:: Information given ::
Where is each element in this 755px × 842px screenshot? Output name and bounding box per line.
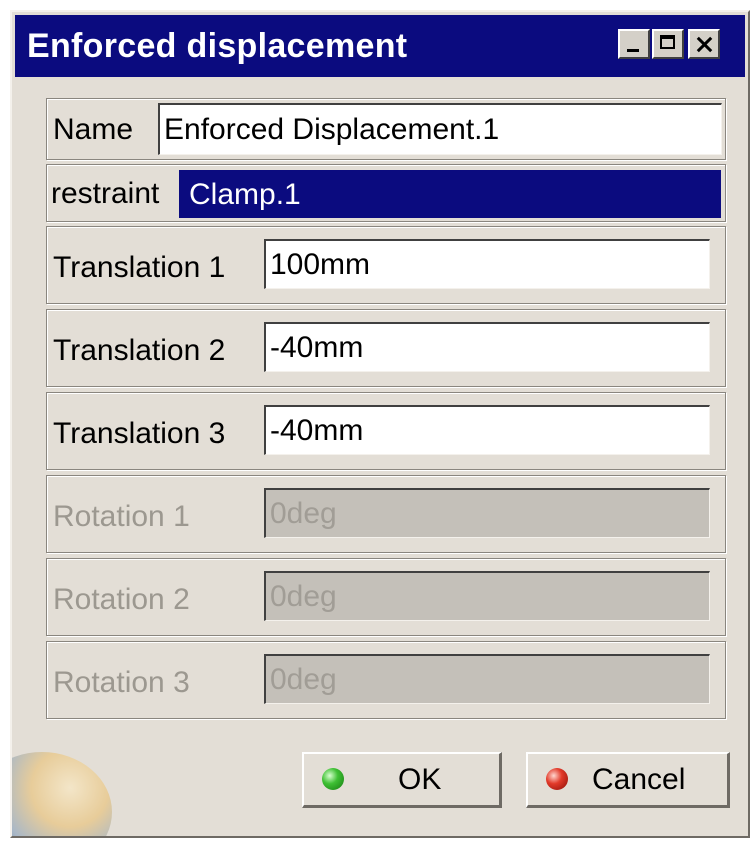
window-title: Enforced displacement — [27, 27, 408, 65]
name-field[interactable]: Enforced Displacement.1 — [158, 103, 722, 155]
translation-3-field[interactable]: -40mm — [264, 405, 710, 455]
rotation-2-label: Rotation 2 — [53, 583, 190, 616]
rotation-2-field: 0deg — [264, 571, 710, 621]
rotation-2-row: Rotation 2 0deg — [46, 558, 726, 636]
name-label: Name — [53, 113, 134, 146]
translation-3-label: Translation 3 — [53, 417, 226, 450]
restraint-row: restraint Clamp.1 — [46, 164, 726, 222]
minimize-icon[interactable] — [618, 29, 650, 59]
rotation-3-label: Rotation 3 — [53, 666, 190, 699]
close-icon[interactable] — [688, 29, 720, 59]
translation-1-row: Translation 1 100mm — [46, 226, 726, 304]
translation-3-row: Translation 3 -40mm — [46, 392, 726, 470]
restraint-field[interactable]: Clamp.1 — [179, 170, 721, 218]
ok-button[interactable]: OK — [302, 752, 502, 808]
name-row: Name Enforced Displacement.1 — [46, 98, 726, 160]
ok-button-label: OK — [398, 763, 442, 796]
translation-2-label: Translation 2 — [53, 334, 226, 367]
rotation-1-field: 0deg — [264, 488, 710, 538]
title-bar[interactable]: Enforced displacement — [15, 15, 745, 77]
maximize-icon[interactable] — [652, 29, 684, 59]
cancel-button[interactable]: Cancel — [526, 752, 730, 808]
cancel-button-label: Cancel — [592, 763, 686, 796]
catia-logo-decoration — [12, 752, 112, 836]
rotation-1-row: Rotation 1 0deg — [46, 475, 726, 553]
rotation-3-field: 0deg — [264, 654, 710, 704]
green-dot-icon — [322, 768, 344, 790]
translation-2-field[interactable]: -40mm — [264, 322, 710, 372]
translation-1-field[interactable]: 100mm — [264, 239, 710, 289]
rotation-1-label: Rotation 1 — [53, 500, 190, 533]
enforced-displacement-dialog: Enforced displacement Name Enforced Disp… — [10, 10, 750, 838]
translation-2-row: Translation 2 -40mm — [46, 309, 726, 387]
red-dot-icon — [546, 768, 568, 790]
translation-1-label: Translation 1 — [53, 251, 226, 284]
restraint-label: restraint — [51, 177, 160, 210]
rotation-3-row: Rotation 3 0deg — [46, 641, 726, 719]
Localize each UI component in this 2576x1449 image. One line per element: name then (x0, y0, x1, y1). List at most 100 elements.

:: Do this ::
Copy every one of the lines above word for word, but leave out the picture.

:: Final answer ::
Where is each element in this 755px × 842px screenshot? Output name and bounding box per line.
window-title: Enforced displacement — [27, 27, 408, 65]
name-field[interactable]: Enforced Displacement.1 — [158, 103, 722, 155]
translation-3-field[interactable]: -40mm — [264, 405, 710, 455]
rotation-2-label: Rotation 2 — [53, 583, 190, 616]
rotation-2-field: 0deg — [264, 571, 710, 621]
rotation-2-row: Rotation 2 0deg — [46, 558, 726, 636]
name-label: Name — [53, 113, 134, 146]
translation-3-label: Translation 3 — [53, 417, 226, 450]
restraint-row: restraint Clamp.1 — [46, 164, 726, 222]
minimize-icon[interactable] — [618, 29, 650, 59]
rotation-3-label: Rotation 3 — [53, 666, 190, 699]
close-icon[interactable] — [688, 29, 720, 59]
translation-1-row: Translation 1 100mm — [46, 226, 726, 304]
translation-3-row: Translation 3 -40mm — [46, 392, 726, 470]
restraint-field[interactable]: Clamp.1 — [179, 170, 721, 218]
ok-button[interactable]: OK — [302, 752, 502, 808]
name-row: Name Enforced Displacement.1 — [46, 98, 726, 160]
ok-button-label: OK — [398, 763, 442, 796]
translation-2-label: Translation 2 — [53, 334, 226, 367]
rotation-1-field: 0deg — [264, 488, 710, 538]
title-bar[interactable]: Enforced displacement — [15, 15, 745, 77]
maximize-icon[interactable] — [652, 29, 684, 59]
cancel-button[interactable]: Cancel — [526, 752, 730, 808]
cancel-button-label: Cancel — [592, 763, 686, 796]
catia-logo-decoration — [12, 752, 112, 836]
rotation-1-row: Rotation 1 0deg — [46, 475, 726, 553]
rotation-3-field: 0deg — [264, 654, 710, 704]
green-dot-icon — [322, 768, 344, 790]
translation-2-field[interactable]: -40mm — [264, 322, 710, 372]
translation-1-field[interactable]: 100mm — [264, 239, 710, 289]
rotation-1-label: Rotation 1 — [53, 500, 190, 533]
enforced-displacement-dialog: Enforced displacement Name Enforced Disp… — [10, 10, 750, 838]
translation-2-row: Translation 2 -40mm — [46, 309, 726, 387]
red-dot-icon — [546, 768, 568, 790]
translation-1-label: Translation 1 — [53, 251, 226, 284]
restraint-label: restraint — [51, 177, 160, 210]
rotation-3-row: Rotation 3 0deg — [46, 641, 726, 719]
Localize each UI component in this 2576x1449 image. One line per element: name then (x0, y0, x1, y1). List at most 100 elements.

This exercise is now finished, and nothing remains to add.